TASK DIRECTIONS:
Would you copy out the data word for word, from the line containing "what elements are" up to and including the line containing "reply-button[interactable]: 17K bbox=[18, 546, 62, 564]", leaving out any pictures?

Data entries
------------------------------

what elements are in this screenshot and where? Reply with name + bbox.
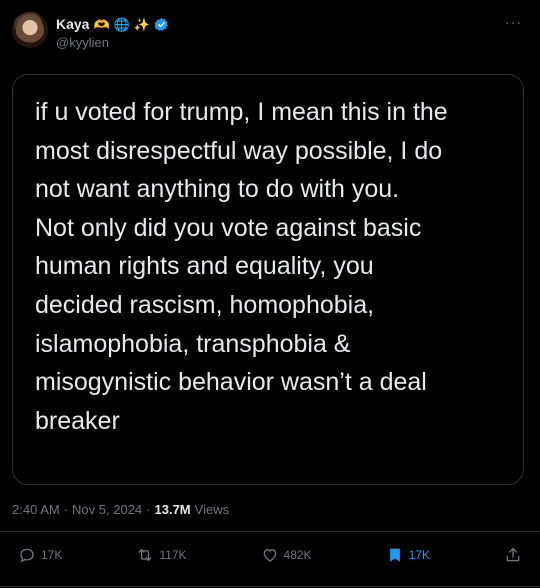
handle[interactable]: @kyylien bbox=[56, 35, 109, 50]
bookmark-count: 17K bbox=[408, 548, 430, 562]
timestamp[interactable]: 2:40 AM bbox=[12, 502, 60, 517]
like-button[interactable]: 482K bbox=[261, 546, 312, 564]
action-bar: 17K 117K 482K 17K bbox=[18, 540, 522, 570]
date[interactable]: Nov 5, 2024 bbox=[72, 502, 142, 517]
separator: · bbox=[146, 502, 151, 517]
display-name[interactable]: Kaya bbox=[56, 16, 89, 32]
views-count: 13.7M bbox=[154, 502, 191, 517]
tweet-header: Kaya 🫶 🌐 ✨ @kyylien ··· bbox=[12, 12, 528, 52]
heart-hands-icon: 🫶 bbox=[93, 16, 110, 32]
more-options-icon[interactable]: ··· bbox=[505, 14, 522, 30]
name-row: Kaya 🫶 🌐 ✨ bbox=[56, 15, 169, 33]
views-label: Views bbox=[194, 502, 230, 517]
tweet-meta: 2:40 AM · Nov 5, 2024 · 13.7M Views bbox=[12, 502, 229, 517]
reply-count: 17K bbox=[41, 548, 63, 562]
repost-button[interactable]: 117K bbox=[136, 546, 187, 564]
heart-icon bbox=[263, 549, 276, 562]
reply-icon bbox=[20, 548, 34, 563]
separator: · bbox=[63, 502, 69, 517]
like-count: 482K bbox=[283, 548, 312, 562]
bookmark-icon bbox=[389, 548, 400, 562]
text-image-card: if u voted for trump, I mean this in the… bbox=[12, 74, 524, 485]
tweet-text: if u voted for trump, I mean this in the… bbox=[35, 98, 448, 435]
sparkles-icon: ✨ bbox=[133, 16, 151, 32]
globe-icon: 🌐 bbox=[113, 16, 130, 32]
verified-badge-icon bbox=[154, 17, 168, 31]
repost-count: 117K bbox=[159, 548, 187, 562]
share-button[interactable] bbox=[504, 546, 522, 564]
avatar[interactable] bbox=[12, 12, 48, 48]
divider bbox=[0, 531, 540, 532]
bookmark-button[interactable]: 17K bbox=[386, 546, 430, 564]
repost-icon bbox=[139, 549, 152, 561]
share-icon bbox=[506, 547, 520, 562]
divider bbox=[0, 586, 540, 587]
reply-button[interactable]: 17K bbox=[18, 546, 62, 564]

------------------------------

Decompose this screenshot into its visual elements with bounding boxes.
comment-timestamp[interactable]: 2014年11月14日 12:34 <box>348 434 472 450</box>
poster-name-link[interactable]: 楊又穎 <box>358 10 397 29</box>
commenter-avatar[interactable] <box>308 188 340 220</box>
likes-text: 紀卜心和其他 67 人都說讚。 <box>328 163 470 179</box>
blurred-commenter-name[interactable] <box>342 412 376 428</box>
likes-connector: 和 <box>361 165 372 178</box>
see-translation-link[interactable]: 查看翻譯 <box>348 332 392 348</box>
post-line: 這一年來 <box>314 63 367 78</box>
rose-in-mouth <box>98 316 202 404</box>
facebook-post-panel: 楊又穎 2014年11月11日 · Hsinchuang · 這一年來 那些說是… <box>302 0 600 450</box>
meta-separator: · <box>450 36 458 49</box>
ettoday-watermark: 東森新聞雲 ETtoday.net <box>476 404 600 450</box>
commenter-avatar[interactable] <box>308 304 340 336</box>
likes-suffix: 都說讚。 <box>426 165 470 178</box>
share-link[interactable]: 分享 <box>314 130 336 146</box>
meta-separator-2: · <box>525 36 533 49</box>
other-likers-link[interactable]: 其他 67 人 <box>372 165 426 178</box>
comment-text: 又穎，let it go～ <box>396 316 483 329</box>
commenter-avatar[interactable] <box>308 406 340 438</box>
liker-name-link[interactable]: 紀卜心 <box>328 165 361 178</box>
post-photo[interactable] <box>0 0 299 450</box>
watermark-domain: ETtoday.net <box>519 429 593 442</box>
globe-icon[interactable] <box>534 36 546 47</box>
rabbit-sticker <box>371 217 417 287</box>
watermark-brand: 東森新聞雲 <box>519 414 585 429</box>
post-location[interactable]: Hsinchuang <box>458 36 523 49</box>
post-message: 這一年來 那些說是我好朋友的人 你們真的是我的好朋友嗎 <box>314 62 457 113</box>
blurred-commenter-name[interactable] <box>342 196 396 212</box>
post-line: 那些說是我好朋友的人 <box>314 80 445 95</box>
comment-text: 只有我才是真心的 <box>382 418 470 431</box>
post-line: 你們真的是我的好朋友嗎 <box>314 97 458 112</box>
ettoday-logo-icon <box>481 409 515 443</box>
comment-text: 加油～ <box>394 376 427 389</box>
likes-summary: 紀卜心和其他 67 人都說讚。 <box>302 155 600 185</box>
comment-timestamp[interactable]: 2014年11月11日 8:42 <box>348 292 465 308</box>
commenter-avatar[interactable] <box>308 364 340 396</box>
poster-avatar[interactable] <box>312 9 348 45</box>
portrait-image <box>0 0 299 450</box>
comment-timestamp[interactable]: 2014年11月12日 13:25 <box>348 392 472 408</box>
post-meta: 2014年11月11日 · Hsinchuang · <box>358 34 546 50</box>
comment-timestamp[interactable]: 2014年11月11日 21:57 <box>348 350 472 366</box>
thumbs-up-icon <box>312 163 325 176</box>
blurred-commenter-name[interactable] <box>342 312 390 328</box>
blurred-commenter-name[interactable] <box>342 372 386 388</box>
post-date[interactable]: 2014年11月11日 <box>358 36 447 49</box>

------------------------------

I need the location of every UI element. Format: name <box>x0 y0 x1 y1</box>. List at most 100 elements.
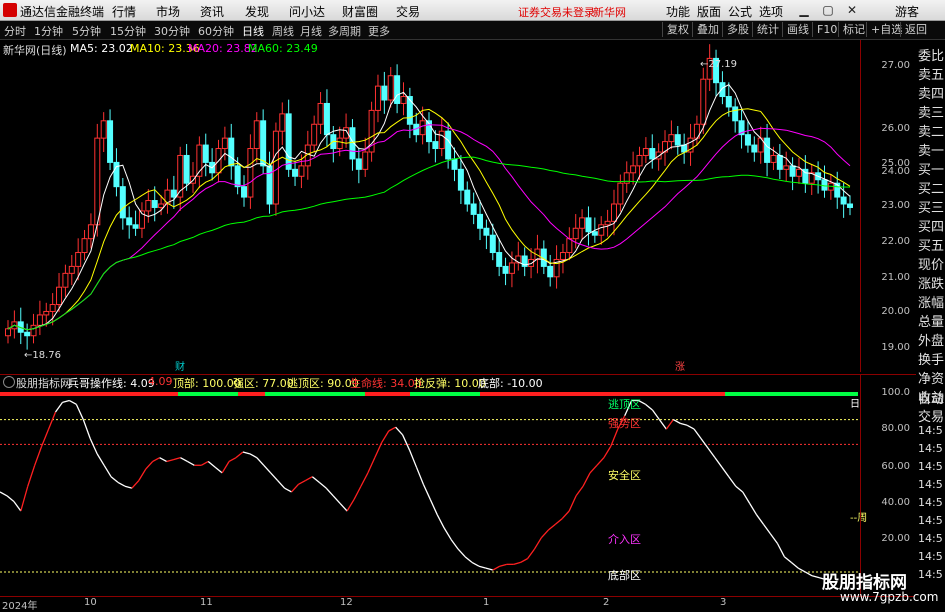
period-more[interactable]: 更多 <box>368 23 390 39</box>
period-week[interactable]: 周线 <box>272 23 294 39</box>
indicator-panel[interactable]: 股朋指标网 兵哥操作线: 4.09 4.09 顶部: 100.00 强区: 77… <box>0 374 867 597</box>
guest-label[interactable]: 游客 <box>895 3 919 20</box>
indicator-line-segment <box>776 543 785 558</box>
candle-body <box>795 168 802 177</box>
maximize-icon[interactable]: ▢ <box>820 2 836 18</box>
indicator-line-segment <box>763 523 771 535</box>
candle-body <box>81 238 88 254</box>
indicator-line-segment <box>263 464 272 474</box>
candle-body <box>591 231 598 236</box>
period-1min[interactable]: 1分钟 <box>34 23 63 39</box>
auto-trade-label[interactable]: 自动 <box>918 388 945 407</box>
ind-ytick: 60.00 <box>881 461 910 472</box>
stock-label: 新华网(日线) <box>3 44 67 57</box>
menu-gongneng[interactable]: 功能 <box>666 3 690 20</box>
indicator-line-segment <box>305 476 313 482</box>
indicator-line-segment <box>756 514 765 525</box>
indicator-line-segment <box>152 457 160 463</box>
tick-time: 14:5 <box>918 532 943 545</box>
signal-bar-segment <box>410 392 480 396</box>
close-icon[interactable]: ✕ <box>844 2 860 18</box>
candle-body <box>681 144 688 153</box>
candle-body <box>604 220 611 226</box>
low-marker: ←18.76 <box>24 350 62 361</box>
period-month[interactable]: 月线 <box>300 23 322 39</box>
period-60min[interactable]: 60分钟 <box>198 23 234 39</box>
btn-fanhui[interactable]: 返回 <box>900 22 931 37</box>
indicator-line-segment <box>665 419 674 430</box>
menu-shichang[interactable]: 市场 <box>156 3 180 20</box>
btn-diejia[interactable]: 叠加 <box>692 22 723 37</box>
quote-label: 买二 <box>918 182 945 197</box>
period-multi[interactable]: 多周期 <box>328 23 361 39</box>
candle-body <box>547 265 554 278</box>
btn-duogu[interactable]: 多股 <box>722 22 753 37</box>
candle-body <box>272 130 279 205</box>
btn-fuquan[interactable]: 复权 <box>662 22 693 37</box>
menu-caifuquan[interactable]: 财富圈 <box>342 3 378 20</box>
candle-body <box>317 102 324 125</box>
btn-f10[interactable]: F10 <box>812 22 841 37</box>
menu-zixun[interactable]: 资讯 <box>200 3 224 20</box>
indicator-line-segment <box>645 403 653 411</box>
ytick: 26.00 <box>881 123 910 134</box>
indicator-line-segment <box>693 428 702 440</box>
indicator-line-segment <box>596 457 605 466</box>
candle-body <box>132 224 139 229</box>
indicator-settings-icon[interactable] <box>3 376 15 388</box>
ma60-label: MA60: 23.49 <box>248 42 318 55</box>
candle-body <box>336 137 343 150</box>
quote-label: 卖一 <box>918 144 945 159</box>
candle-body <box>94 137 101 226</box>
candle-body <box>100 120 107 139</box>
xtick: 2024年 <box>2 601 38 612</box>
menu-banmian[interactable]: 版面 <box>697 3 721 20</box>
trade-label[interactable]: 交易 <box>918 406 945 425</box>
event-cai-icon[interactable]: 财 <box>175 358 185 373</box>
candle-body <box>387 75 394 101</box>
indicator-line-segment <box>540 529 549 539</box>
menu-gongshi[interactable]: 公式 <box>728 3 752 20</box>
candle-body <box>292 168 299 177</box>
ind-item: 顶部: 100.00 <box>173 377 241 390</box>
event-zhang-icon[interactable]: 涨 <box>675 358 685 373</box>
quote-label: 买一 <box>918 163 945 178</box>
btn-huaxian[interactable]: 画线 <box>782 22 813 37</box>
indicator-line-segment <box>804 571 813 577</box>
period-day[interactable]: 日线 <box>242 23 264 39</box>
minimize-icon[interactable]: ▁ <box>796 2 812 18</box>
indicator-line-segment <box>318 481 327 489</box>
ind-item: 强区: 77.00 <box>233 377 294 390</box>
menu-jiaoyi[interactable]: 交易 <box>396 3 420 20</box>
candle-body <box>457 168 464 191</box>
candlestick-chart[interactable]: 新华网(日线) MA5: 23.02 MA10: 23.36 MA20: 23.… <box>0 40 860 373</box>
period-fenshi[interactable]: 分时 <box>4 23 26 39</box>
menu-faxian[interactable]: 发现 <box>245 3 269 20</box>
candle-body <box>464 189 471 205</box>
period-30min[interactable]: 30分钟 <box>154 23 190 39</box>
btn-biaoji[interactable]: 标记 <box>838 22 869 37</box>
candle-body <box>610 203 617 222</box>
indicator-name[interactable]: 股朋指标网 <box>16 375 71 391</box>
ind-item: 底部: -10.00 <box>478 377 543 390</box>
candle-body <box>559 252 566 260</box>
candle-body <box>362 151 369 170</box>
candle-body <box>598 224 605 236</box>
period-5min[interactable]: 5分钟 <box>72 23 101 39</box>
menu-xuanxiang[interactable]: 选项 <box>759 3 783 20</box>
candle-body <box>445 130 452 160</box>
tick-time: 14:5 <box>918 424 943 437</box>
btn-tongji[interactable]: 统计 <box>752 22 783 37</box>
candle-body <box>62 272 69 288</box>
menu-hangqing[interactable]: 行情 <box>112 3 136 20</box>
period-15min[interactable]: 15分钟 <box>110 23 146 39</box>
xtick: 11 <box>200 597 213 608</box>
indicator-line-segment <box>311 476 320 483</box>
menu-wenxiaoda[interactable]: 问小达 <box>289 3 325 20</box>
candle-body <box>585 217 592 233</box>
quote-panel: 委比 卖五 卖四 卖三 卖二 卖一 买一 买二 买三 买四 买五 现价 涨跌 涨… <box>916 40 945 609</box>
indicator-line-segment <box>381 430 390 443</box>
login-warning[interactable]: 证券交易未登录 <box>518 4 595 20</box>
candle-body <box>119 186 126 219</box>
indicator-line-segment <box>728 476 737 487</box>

------------------------------

ANSWER:
what elements are in this screenshot and where? Reply with name + bbox.
handle[interactable]: @kyylien bbox=[56, 35, 109, 50]
bookmark-count: 17K bbox=[408, 548, 430, 562]
timestamp[interactable]: 2:40 AM bbox=[12, 502, 60, 517]
like-button[interactable]: 482K bbox=[261, 546, 312, 564]
action-bar: 17K 117K 482K 17K bbox=[18, 540, 522, 570]
date[interactable]: Nov 5, 2024 bbox=[72, 502, 142, 517]
separator: · bbox=[146, 502, 151, 517]
display-name[interactable]: Kaya bbox=[56, 16, 89, 32]
views-count: 13.7M bbox=[154, 502, 191, 517]
tweet-header: Kaya 🫶 🌐 ✨ @kyylien ··· bbox=[12, 12, 528, 52]
heart-hands-icon: 🫶 bbox=[93, 16, 110, 32]
more-options-icon[interactable]: ··· bbox=[505, 14, 522, 30]
name-row: Kaya 🫶 🌐 ✨ bbox=[56, 15, 169, 33]
views-label: Views bbox=[194, 502, 230, 517]
tweet-meta: 2:40 AM · Nov 5, 2024 · 13.7M Views bbox=[12, 502, 229, 517]
reply-count: 17K bbox=[41, 548, 63, 562]
repost-button[interactable]: 117K bbox=[136, 546, 187, 564]
heart-icon bbox=[263, 549, 276, 562]
reply-icon bbox=[20, 548, 34, 563]
separator: · bbox=[63, 502, 69, 517]
like-count: 482K bbox=[283, 548, 312, 562]
bookmark-icon bbox=[389, 548, 400, 562]
text-image-card: if u voted for trump, I mean this in the… bbox=[12, 74, 524, 485]
tweet-text: if u voted for trump, I mean this in the… bbox=[35, 98, 448, 435]
sparkles-icon: ✨ bbox=[133, 16, 151, 32]
globe-icon: 🌐 bbox=[113, 16, 130, 32]
verified-badge-icon bbox=[154, 17, 168, 31]
repost-count: 117K bbox=[159, 548, 187, 562]
share-button[interactable] bbox=[504, 546, 522, 564]
avatar[interactable] bbox=[12, 12, 48, 48]
divider bbox=[0, 531, 540, 532]
bookmark-button[interactable]: 17K bbox=[386, 546, 430, 564]
repost-icon bbox=[139, 549, 152, 561]
share-icon bbox=[506, 547, 520, 562]
divider bbox=[0, 586, 540, 587]
reply-button[interactable]: 17K bbox=[18, 546, 62, 564]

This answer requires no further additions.